Data extract:
- - - - - - -

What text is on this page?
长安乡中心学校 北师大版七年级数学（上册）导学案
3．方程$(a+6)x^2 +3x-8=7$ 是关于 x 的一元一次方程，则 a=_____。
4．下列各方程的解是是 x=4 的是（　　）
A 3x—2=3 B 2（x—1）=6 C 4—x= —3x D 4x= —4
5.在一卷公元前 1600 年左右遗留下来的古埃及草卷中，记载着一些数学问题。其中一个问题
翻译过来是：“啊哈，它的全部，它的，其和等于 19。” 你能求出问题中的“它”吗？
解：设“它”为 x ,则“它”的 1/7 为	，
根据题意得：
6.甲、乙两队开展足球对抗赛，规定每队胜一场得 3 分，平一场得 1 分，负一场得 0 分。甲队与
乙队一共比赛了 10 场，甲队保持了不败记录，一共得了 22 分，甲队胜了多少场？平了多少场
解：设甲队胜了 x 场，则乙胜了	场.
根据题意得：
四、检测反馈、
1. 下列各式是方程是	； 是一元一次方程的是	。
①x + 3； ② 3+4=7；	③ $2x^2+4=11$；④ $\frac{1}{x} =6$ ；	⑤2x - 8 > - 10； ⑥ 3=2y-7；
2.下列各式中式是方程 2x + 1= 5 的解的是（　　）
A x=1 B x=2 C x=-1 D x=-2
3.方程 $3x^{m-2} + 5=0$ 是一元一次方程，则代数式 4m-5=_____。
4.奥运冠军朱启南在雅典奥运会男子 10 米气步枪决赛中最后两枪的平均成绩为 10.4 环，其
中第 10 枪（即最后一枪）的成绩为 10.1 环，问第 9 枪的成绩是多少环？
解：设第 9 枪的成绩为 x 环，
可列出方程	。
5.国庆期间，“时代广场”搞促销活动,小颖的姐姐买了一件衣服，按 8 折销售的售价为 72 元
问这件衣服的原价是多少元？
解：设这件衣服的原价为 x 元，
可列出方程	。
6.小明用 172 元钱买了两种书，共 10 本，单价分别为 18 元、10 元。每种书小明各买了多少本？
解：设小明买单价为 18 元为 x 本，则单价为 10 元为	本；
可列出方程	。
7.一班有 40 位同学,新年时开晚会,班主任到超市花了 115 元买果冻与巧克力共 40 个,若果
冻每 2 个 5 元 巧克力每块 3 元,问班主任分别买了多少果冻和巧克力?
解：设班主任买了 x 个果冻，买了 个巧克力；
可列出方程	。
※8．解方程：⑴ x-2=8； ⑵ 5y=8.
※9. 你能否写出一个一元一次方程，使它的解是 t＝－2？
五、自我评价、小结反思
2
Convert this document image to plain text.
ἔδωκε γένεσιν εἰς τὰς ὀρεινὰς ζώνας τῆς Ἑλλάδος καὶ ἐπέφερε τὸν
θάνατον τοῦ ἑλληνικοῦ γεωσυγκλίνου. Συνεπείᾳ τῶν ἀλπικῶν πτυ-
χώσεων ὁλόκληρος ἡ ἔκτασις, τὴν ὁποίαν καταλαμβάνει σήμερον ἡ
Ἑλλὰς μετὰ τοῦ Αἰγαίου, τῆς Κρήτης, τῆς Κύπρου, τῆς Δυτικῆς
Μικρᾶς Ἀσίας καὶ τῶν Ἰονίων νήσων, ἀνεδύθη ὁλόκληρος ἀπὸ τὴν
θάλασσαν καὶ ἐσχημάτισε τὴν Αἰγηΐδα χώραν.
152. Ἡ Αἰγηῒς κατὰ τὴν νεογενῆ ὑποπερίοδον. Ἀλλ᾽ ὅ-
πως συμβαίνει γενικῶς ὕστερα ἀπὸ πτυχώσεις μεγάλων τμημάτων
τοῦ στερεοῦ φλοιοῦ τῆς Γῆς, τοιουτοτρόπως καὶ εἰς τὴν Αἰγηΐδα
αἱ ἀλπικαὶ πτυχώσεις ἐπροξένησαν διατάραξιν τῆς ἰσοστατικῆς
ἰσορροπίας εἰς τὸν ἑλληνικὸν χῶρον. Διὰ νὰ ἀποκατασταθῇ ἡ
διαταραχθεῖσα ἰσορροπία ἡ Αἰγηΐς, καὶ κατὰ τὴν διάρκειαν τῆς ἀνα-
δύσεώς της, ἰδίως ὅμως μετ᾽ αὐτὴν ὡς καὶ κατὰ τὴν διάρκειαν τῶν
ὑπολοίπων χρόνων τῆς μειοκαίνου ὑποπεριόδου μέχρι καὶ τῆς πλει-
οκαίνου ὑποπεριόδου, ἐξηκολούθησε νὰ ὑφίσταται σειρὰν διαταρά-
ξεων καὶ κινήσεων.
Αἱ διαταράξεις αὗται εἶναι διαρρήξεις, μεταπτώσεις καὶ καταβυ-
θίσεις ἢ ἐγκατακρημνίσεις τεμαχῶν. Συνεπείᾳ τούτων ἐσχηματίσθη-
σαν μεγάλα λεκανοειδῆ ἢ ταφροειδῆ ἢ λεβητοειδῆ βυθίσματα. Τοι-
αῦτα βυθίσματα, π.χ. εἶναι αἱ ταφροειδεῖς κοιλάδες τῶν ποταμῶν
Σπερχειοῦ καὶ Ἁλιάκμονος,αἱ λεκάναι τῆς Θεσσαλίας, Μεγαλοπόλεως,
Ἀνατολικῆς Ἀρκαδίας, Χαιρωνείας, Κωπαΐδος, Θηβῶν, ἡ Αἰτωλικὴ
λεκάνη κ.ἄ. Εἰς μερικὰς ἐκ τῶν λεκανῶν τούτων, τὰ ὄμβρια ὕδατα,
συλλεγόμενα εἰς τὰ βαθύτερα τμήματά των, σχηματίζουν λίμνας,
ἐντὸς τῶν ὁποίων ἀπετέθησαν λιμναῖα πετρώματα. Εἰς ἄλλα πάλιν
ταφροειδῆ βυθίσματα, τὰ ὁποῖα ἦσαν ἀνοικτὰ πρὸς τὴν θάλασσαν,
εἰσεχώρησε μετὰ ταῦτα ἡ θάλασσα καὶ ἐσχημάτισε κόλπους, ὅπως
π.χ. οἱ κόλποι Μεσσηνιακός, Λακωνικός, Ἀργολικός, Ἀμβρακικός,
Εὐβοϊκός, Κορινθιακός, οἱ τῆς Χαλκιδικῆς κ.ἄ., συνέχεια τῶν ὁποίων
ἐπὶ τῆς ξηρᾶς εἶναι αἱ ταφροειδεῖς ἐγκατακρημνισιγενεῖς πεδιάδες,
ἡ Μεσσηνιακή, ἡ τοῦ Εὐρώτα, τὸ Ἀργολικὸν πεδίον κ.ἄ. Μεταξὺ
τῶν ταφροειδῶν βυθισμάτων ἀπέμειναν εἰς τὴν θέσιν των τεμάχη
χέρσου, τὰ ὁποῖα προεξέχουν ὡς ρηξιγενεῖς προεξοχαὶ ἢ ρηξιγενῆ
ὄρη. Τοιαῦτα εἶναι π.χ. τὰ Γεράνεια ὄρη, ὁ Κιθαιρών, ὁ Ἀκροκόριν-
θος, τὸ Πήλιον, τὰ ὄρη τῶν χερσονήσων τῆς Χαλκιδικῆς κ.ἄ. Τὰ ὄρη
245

- - - - - - -

Task statement:
Output the line containing "Convert this document image to plain text." and all lines after it to the end of the records, exactly as given.

The solution:
Convert this document image to plain text.
ἔδωκε γένεσιν εἰς τὰς ὀρεινὰς ζώνας τῆς Ἑλλάδος καὶ ἐπέφερε τὸν
θάνατον τοῦ ἑλληνικοῦ γεωσυγκλίνου. Συνεπείᾳ τῶν ἀλπικῶν πτυ-
χώσεων ὁλόκληρος ἡ ἔκτασις, τὴν ὁποίαν καταλαμβάνει σήμερον ἡ
Ἑλλὰς μετὰ τοῦ Αἰγαίου, τῆς Κρήτης, τῆς Κύπρου, τῆς Δυτικῆς
Μικρᾶς Ἀσίας καὶ τῶν Ἰονίων νήσων, ἀνεδύθη ὁλόκληρος ἀπὸ τὴν
θάλασσαν καὶ ἐσχημάτισε τὴν Αἰγηΐδα χώραν.
152. Ἡ Αἰγηῒς κατὰ τὴν νεογενῆ ὑποπερίοδον. Ἀλλ᾽ ὅ-
πως συμβαίνει γενικῶς ὕστερα ἀπὸ πτυχώσεις μεγάλων τμημάτων
τοῦ στερεοῦ φλοιοῦ τῆς Γῆς, τοιουτοτρόπως καὶ εἰς τὴν Αἰγηΐδα
αἱ ἀλπικαὶ πτυχώσεις ἐπροξένησαν διατάραξιν τῆς ἰσοστατικῆς
ἰσορροπίας εἰς τὸν ἑλληνικὸν χῶρον. Διὰ νὰ ἀποκατασταθῇ ἡ
διαταραχθεῖσα ἰσορροπία ἡ Αἰγηΐς, καὶ κατὰ τὴν διάρκειαν τῆς ἀνα-
δύσεώς της, ἰδίως ὅμως μετ᾽ αὐτὴν ὡς καὶ κατὰ τὴν διάρκειαν τῶν
ὑπολοίπων χρόνων τῆς μειοκαίνου ὑποπεριόδου μέχρι καὶ τῆς πλει-
οκαίνου ὑποπεριόδου, ἐξηκολούθησε νὰ ὑφίσταται σειρὰν διαταρά-
ξεων καὶ κινήσεων.
Αἱ διαταράξεις αὗται εἶναι διαρρήξεις, μεταπτώσεις καὶ καταβυ-
θίσεις ἢ ἐγκατακρημνίσεις τεμαχῶν. Συνεπείᾳ τούτων ἐσχηματίσθη-
σαν μεγάλα λεκανοειδῆ ἢ ταφροειδῆ ἢ λεβητοειδῆ βυθίσματα. Τοι-
αῦτα βυθίσματα, π.χ. εἶναι αἱ ταφροειδεῖς κοιλάδες τῶν ποταμῶν
Σπερχειοῦ καὶ Ἁλιάκμονος,αἱ λεκάναι τῆς Θεσσαλίας, Μεγαλοπόλεως,
Ἀνατολικῆς Ἀρκαδίας, Χαιρωνείας, Κωπαΐδος, Θηβῶν, ἡ Αἰτωλικὴ
λεκάνη κ.ἄ. Εἰς μερικὰς ἐκ τῶν λεκανῶν τούτων, τὰ ὄμβρια ὕδατα,
συλλεγόμενα εἰς τὰ βαθύτερα τμήματά των, σχηματίζουν λίμνας,
ἐντὸς τῶν ὁποίων ἀπετέθησαν λιμναῖα πετρώματα. Εἰς ἄλλα πάλιν
ταφροειδῆ βυθίσματα, τὰ ὁποῖα ἦσαν ἀνοικτὰ πρὸς τὴν θάλασσαν,
εἰσεχώρησε μετὰ ταῦτα ἡ θάλασσα καὶ ἐσχημάτισε κόλπους, ὅπως
π.χ. οἱ κόλποι Μεσσηνιακός, Λακωνικός, Ἀργολικός, Ἀμβρακικός,
Εὐβοϊκός, Κορινθιακός, οἱ τῆς Χαλκιδικῆς κ.ἄ., συνέχεια τῶν ὁποίων
ἐπὶ τῆς ξηρᾶς εἶναι αἱ ταφροειδεῖς ἐγκατακρημνισιγενεῖς πεδιάδες,
ἡ Μεσσηνιακή, ἡ τοῦ Εὐρώτα, τὸ Ἀργολικὸν πεδίον κ.ἄ. Μεταξὺ
τῶν ταφροειδῶν βυθισμάτων ἀπέμειναν εἰς τὴν θέσιν των τεμάχη
χέρσου, τὰ ὁποῖα προεξέχουν ὡς ρηξιγενεῖς προεξοχαὶ ἢ ρηξιγενῆ
ὄρη. Τοιαῦτα εἶναι π.χ. τὰ Γεράνεια ὄρη, ὁ Κιθαιρών, ὁ Ἀκροκόριν-
θος, τὸ Πήλιον, τὰ ὄρη τῶν χερσονήσων τῆς Χαλκιδικῆς κ.ἄ. Τὰ ὄρη
245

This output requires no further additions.